| Written instruction |
List every line below containing "Wrexham".

| Material to process |
· · ·

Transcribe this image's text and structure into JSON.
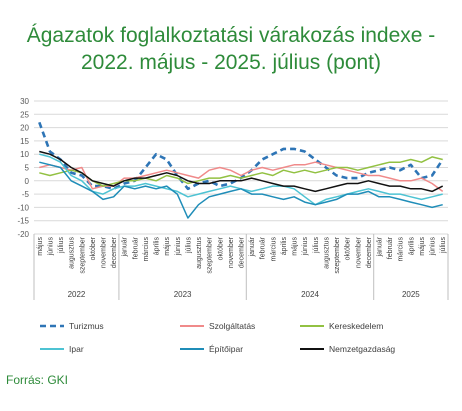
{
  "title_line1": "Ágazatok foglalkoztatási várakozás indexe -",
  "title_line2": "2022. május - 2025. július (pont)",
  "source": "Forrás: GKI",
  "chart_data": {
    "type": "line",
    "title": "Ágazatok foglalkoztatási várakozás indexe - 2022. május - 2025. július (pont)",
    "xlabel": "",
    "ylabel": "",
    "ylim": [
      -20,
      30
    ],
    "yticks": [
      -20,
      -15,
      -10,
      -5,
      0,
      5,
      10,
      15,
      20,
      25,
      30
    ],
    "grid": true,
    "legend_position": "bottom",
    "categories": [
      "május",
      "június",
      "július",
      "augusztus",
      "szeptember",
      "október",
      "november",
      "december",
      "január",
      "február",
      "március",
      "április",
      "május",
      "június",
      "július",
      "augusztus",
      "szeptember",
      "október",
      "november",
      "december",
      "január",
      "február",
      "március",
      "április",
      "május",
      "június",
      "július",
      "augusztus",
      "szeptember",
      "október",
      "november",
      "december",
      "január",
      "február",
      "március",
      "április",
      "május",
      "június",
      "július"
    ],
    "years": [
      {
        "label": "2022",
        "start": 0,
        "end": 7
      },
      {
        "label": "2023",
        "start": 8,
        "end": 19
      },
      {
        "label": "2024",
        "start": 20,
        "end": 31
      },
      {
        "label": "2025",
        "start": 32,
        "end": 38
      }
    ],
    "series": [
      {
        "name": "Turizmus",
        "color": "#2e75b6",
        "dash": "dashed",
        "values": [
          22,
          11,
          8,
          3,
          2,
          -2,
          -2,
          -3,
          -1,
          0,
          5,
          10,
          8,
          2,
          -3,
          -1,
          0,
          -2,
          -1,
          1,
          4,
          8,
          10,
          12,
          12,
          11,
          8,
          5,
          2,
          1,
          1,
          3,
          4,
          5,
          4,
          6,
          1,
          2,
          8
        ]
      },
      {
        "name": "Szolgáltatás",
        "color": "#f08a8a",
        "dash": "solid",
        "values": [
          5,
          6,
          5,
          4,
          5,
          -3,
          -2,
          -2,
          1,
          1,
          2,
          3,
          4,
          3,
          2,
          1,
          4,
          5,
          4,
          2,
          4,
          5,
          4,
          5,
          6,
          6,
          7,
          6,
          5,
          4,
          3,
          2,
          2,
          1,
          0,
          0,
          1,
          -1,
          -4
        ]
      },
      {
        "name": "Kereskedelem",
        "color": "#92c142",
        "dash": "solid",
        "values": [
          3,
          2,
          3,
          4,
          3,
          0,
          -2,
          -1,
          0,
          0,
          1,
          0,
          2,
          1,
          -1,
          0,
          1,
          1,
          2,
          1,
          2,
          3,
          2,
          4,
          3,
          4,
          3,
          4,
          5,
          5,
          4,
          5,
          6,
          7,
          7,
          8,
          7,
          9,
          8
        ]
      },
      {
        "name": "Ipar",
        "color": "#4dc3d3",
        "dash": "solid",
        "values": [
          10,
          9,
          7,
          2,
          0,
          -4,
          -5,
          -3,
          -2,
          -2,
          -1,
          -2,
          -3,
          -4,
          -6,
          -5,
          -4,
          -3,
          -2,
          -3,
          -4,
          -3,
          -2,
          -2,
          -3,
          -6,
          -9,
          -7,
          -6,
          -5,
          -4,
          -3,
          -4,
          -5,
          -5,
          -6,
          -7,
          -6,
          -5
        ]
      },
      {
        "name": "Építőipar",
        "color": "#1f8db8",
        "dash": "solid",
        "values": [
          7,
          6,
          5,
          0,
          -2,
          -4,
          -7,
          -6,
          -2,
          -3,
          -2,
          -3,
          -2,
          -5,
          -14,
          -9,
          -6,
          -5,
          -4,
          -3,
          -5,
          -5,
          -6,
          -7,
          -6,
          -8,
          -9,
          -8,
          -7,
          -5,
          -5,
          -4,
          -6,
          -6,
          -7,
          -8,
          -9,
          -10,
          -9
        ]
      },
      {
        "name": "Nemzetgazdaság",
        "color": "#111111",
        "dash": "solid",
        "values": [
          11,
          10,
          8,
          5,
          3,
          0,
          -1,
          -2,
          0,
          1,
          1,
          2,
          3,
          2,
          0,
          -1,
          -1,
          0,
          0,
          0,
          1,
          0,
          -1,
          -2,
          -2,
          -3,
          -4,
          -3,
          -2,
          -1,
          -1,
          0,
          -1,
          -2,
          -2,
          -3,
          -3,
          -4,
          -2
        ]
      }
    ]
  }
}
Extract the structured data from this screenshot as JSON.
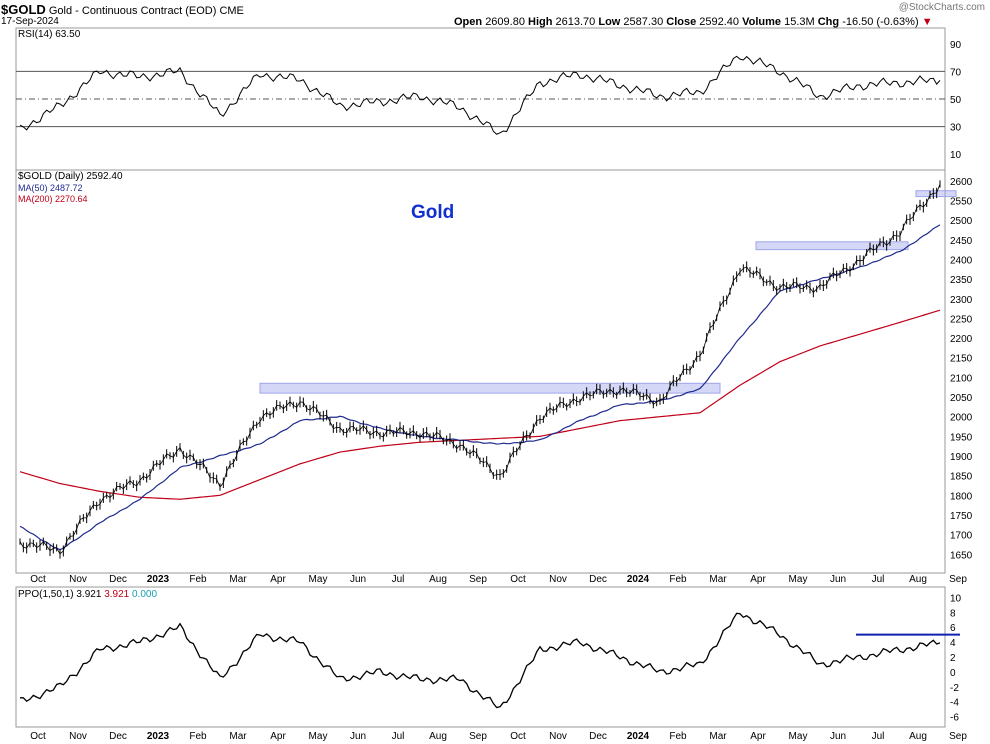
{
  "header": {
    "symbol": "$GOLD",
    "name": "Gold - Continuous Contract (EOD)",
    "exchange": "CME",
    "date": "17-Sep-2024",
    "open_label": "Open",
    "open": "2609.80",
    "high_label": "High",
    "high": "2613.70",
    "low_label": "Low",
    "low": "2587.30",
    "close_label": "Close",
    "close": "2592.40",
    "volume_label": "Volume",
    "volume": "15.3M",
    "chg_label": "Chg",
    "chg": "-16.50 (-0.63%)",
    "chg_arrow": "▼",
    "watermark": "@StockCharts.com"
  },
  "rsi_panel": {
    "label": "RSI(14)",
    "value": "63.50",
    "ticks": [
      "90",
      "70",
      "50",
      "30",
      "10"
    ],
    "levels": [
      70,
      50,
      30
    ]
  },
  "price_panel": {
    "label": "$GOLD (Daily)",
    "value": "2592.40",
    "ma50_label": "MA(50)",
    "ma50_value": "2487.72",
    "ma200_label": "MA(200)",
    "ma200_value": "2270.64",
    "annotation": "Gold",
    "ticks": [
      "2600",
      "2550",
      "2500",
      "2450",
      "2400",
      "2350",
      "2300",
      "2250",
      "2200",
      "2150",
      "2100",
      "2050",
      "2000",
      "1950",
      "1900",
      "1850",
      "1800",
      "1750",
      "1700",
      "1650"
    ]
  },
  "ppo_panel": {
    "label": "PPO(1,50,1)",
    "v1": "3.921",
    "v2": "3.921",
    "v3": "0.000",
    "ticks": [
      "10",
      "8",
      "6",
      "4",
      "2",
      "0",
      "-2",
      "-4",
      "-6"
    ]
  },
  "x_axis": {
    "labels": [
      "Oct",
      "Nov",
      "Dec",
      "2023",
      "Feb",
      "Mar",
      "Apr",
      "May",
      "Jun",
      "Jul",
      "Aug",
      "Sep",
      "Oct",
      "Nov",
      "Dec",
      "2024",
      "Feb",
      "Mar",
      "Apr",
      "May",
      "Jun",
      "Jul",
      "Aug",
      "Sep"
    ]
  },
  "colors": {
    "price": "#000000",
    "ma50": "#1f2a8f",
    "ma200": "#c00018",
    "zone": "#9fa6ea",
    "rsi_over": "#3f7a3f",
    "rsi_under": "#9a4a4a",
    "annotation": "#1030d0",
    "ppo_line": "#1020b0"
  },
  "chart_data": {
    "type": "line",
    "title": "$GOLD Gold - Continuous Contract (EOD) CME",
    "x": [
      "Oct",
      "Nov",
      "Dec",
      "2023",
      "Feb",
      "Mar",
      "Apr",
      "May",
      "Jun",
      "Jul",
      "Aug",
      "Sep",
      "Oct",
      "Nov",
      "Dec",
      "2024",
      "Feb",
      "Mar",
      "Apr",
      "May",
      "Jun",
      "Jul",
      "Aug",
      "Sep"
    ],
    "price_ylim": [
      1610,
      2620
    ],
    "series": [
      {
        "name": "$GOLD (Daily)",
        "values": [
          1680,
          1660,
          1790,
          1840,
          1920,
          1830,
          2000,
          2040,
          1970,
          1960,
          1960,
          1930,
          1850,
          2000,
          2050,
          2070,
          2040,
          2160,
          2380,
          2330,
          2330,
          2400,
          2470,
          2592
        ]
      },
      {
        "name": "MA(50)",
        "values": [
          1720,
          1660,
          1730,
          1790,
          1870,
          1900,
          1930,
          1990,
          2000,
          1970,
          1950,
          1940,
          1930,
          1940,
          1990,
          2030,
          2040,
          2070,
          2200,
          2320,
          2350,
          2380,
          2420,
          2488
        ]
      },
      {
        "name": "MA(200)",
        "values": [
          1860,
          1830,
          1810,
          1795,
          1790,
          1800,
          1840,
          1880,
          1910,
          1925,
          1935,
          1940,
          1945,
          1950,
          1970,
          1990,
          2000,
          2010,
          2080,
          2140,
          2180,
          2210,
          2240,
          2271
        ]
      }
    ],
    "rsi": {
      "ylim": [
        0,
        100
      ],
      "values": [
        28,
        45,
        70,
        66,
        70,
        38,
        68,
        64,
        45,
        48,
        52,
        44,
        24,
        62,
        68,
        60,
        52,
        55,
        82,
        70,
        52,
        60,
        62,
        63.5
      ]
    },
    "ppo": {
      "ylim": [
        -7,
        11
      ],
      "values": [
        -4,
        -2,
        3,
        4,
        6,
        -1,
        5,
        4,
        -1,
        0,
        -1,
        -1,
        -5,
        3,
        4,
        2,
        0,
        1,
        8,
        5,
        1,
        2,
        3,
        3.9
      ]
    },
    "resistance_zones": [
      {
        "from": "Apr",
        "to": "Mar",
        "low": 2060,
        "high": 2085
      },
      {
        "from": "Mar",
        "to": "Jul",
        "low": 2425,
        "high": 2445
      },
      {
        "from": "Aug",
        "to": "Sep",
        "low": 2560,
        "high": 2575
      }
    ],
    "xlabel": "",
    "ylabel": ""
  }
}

· · ·

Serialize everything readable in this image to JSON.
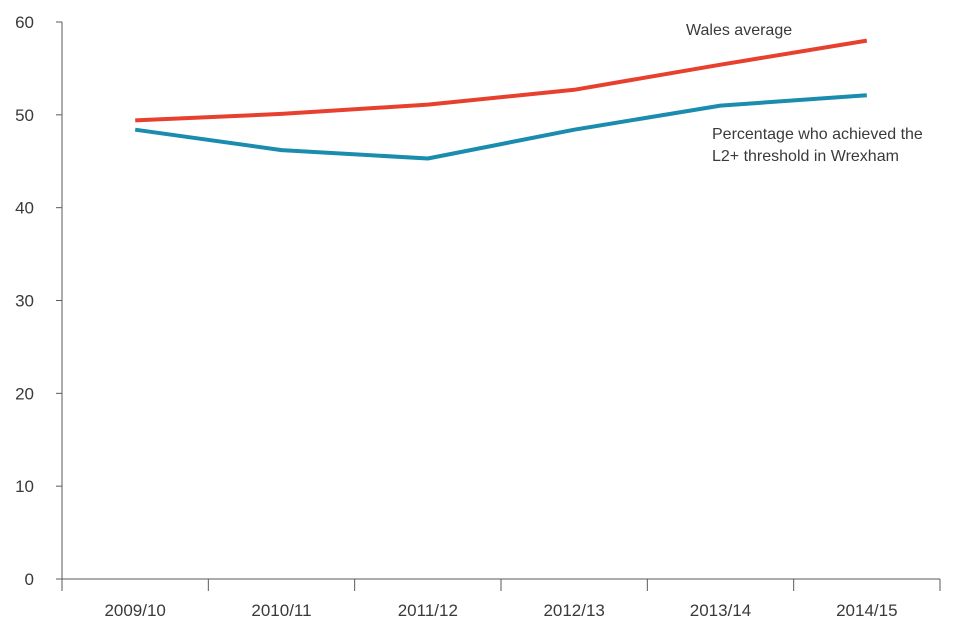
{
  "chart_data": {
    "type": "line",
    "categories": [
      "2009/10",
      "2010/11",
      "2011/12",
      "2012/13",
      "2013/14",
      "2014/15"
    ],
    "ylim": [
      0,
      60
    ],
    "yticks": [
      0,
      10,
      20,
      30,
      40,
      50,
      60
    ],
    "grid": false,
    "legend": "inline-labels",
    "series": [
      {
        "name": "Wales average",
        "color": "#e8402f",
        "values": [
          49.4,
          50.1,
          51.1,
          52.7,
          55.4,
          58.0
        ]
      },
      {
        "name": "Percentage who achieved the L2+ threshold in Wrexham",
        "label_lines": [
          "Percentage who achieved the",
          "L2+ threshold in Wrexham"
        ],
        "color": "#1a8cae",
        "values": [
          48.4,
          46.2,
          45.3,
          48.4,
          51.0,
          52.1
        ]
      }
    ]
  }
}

· · ·

| Result of this exercise |
        "name": "Percentage who achieved the L2+ threshold in Wrexham",
          "L2+ threshold in Wrexham"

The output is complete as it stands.